### Data shown
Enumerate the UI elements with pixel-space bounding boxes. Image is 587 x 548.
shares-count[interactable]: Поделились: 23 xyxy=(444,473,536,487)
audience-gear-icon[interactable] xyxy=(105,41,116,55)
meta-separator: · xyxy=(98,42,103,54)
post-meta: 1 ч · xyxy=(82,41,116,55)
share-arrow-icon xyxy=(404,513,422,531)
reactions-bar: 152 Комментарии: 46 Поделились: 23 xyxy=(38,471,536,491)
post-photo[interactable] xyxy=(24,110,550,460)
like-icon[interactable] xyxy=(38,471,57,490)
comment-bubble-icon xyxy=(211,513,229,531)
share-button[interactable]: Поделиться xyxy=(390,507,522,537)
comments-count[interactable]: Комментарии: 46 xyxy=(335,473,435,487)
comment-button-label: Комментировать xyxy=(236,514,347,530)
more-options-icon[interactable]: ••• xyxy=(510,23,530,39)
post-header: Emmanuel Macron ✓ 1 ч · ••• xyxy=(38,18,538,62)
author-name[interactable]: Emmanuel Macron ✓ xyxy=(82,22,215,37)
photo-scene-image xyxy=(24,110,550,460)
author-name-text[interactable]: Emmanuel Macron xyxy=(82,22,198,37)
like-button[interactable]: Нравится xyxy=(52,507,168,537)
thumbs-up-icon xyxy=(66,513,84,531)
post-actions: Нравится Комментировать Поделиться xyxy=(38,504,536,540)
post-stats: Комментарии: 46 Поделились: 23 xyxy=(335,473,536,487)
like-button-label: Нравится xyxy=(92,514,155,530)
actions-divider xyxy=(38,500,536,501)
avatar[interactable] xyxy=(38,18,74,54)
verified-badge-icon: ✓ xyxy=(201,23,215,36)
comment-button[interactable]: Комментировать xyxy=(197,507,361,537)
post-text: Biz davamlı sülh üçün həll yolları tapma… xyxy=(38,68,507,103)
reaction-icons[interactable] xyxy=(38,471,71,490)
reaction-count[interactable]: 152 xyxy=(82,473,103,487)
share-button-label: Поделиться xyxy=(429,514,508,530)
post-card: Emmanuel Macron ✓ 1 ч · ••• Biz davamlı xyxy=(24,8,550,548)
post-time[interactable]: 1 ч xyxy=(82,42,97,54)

### Job
Extract each line of the listing above that contains the string "like", and reproduce those lines in their original order.

### Task result
like-icon[interactable] xyxy=(38,471,57,490)
like-button[interactable]: Нравится xyxy=(52,507,168,537)
like-button-label: Нравится xyxy=(92,514,155,530)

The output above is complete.